*STORED ROWS*:
▼

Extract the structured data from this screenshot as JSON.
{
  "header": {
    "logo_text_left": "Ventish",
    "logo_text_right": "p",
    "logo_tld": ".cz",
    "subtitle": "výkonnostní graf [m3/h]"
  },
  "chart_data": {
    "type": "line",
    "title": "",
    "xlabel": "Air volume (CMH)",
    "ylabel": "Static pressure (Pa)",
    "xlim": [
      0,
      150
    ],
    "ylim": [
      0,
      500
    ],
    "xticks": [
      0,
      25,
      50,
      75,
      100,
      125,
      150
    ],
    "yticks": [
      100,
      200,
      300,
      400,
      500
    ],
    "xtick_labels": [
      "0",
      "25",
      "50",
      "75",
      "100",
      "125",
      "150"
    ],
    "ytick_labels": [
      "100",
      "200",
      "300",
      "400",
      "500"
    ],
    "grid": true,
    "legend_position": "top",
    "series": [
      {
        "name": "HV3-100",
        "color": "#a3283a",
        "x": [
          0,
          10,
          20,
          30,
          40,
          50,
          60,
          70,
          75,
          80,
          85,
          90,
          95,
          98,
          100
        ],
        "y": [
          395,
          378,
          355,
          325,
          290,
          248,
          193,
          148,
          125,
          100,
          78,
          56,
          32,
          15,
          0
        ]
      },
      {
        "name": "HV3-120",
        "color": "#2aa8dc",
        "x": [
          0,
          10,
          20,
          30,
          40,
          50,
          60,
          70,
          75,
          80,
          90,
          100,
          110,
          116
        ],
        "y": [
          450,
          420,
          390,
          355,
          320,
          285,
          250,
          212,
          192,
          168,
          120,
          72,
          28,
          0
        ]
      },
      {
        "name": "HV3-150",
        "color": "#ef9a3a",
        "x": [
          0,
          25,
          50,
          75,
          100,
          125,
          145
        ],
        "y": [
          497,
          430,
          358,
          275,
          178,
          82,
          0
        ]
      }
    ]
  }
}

▲

Scan the listing above for the word "name" and show each line where it is found.

        "name": "HV3-100",
        "name": "HV3-120",
        "name": "HV3-150",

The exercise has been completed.